___ Material shown ___
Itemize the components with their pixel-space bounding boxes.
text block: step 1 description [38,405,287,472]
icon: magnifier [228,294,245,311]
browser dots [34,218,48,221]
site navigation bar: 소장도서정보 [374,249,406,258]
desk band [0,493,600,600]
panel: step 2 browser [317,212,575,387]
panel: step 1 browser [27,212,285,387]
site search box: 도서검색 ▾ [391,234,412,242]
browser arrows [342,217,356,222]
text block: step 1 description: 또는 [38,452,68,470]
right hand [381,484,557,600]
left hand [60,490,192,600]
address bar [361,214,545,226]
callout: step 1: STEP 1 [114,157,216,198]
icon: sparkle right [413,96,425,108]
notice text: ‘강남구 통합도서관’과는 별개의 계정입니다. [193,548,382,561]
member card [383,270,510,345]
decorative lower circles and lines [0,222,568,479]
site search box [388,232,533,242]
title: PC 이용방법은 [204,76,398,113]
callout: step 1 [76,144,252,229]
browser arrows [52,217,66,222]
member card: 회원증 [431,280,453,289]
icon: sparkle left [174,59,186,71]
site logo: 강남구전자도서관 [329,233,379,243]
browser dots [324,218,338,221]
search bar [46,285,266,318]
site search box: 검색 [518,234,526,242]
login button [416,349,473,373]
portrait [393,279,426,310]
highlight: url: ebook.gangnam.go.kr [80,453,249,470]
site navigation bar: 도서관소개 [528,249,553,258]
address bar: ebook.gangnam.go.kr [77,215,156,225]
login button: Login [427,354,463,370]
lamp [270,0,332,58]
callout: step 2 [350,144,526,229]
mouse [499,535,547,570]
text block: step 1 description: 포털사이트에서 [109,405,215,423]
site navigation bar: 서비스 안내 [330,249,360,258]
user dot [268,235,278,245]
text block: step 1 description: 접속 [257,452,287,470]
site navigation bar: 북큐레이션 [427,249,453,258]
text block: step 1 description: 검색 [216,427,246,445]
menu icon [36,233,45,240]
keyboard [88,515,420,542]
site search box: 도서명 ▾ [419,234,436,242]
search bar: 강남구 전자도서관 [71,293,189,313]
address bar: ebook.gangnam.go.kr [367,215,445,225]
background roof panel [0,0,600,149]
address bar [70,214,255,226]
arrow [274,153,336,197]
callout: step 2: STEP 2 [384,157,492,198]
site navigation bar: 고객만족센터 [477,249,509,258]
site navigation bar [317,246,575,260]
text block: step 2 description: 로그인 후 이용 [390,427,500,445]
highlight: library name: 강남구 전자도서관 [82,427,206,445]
___
Directive:
Edit the records so that every "callout" becomes "badge", and leave everything else unchanged.

Response:
Itemize the components with their pixel-space bounding boxes.
text block: step 1 description [38,405,287,472]
icon: magnifier [228,294,245,311]
browser dots [34,218,48,221]
site navigation bar: 소장도서정보 [374,249,406,258]
desk band [0,493,600,600]
panel: step 2 browser [317,212,575,387]
panel: step 1 browser [27,212,285,387]
site search box: 도서검색 ▾ [391,234,412,242]
browser arrows [342,217,356,222]
text block: step 1 description: 또는 [38,452,68,470]
right hand [381,484,557,600]
left hand [60,490,192,600]
address bar [361,214,545,226]
badge: step 1: STEP 1 [114,157,216,198]
icon: sparkle right [413,96,425,108]
notice text: ‘강남구 통합도서관’과는 별개의 계정입니다. [193,548,382,561]
member card [383,270,510,345]
decorative lower circles and lines [0,222,568,479]
site search box [388,232,533,242]
title: PC 이용방법은 [204,76,398,113]
badge: step 1 [76,144,252,229]
browser arrows [52,217,66,222]
member card: 회원증 [431,280,453,289]
icon: sparkle left [174,59,186,71]
site logo: 강남구전자도서관 [329,233,379,243]
browser dots [324,218,338,221]
search bar [46,285,266,318]
site search box: 검색 [518,234,526,242]
login button [416,349,473,373]
portrait [393,279,426,310]
highlight: url: ebook.gangnam.go.kr [80,453,249,470]
site navigation bar: 도서관소개 [528,249,553,258]
address bar: ebook.gangnam.go.kr [77,215,156,225]
login button: Login [427,354,463,370]
lamp [270,0,332,58]
badge: step 2 [350,144,526,229]
mouse [499,535,547,570]
text block: step 1 description: 포털사이트에서 [109,405,215,423]
site navigation bar: 서비스 안내 [330,249,360,258]
user dot [268,235,278,245]
text block: step 1 description: 접속 [257,452,287,470]
site navigation bar: 북큐레이션 [427,249,453,258]
text block: step 1 description: 검색 [216,427,246,445]
menu icon [36,233,45,240]
keyboard [88,515,420,542]
site search box: 도서명 ▾ [419,234,436,242]
search bar: 강남구 전자도서관 [71,293,189,313]
address bar: ebook.gangnam.go.kr [367,215,445,225]
background roof panel [0,0,600,149]
address bar [70,214,255,226]
arrow [274,153,336,197]
badge: step 2: STEP 2 [384,157,492,198]
site navigation bar: 고객만족센터 [477,249,509,258]
site navigation bar [317,246,575,260]
text block: step 2 description: 로그인 후 이용 [390,427,500,445]
highlight: library name: 강남구 전자도서관 [82,427,206,445]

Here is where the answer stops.